Please copy out every line of the listing below in which the word "survival" appears.

#### Source material:
========================================================================

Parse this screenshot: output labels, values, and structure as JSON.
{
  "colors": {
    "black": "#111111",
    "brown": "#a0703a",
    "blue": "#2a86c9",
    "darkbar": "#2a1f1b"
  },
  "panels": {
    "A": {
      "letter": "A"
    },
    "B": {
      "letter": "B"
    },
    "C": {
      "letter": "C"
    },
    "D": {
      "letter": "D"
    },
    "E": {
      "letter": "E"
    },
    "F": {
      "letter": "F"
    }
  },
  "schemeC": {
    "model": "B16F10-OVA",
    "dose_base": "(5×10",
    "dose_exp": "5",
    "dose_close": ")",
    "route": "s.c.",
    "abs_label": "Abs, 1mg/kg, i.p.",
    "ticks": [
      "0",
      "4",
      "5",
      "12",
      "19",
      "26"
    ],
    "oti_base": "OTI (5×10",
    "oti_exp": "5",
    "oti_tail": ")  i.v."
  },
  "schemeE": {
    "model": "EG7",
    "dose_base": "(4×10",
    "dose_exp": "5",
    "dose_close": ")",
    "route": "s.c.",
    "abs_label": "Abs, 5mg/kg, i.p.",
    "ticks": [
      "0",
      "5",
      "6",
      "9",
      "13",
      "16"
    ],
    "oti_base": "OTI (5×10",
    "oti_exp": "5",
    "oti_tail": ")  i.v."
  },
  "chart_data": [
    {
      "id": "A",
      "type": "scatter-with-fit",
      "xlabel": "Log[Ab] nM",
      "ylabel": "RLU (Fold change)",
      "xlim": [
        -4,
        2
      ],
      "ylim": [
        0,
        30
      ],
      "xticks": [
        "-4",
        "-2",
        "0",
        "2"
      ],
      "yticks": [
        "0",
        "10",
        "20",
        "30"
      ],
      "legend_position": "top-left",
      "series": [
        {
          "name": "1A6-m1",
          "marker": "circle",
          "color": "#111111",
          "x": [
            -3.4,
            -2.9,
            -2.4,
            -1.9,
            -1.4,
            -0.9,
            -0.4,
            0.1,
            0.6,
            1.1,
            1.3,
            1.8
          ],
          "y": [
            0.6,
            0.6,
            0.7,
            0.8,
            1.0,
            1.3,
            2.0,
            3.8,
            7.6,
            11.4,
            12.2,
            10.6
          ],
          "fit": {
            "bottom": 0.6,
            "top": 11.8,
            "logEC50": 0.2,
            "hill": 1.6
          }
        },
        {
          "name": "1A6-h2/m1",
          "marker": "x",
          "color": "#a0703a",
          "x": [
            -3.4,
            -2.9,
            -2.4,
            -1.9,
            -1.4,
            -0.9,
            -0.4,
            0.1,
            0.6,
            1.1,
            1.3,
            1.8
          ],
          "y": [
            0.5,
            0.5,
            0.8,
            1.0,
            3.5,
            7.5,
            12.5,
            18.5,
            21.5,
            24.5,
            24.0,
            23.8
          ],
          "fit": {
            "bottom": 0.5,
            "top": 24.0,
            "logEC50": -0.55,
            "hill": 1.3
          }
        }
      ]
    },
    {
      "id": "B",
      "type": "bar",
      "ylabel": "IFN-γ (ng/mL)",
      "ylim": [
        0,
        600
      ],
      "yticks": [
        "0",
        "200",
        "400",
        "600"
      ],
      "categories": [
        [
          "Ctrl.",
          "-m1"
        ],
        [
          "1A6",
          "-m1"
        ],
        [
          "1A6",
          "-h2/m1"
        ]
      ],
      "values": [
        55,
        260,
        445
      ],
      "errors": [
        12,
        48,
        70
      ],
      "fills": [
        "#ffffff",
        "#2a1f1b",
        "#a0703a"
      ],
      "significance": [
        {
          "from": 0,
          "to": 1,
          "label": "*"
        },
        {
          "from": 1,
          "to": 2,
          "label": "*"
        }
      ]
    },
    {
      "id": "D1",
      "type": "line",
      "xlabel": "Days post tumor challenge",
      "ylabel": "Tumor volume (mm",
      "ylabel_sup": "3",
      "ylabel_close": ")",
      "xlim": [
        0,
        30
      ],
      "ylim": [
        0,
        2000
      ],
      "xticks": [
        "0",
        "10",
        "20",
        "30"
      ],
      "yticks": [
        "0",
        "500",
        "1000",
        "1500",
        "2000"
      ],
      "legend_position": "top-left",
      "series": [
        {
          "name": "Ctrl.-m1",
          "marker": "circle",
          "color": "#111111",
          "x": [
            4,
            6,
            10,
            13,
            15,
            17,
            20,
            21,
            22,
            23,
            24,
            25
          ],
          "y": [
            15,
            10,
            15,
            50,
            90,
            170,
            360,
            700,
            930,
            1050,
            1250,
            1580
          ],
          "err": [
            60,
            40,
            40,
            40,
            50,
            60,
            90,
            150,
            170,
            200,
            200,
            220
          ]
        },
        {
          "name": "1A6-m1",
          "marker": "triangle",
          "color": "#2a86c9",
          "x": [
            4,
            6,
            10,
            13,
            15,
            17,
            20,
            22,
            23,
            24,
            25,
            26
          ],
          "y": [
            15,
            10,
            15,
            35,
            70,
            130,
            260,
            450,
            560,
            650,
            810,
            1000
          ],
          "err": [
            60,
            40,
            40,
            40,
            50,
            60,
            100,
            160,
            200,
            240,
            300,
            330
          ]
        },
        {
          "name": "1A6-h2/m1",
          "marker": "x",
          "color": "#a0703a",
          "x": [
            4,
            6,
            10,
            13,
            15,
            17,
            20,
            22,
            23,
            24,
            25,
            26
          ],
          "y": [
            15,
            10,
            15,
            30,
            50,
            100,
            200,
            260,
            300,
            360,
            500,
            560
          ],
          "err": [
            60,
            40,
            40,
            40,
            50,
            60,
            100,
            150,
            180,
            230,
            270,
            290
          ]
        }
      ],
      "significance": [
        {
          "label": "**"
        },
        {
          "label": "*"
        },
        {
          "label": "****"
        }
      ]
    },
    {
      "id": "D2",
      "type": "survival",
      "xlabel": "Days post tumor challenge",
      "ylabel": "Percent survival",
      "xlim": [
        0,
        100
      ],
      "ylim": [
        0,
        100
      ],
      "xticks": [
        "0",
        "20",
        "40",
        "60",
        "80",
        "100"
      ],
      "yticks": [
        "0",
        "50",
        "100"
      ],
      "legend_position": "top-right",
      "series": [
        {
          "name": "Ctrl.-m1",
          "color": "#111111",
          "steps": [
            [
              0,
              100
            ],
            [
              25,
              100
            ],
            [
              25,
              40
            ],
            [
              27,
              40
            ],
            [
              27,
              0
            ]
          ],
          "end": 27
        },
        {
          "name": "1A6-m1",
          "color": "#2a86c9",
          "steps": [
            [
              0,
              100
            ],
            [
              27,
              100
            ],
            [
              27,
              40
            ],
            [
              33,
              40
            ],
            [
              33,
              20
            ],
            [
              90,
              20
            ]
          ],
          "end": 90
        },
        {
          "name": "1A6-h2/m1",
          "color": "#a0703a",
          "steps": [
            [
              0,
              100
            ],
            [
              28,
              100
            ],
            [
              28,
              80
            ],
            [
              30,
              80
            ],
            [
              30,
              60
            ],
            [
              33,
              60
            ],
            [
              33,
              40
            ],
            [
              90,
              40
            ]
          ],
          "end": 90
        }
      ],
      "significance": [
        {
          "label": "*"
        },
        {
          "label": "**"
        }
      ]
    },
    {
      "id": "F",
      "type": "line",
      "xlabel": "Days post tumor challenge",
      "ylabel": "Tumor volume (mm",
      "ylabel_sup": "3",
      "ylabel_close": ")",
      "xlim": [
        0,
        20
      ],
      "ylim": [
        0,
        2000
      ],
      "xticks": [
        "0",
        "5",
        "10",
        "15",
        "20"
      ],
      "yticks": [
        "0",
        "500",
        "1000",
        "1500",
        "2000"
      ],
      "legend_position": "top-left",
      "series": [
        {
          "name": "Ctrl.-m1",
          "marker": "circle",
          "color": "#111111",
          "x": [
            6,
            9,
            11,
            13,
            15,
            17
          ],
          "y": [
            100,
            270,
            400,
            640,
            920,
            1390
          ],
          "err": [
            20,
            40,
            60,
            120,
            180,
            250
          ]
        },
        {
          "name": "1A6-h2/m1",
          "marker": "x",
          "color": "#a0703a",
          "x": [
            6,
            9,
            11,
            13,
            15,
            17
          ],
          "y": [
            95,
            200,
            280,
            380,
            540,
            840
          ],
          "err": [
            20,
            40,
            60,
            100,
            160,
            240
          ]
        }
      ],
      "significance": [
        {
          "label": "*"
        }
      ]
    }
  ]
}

========================================================================

#### Output for this task:
      "type": "survival",
      "ylabel": "Percent survival",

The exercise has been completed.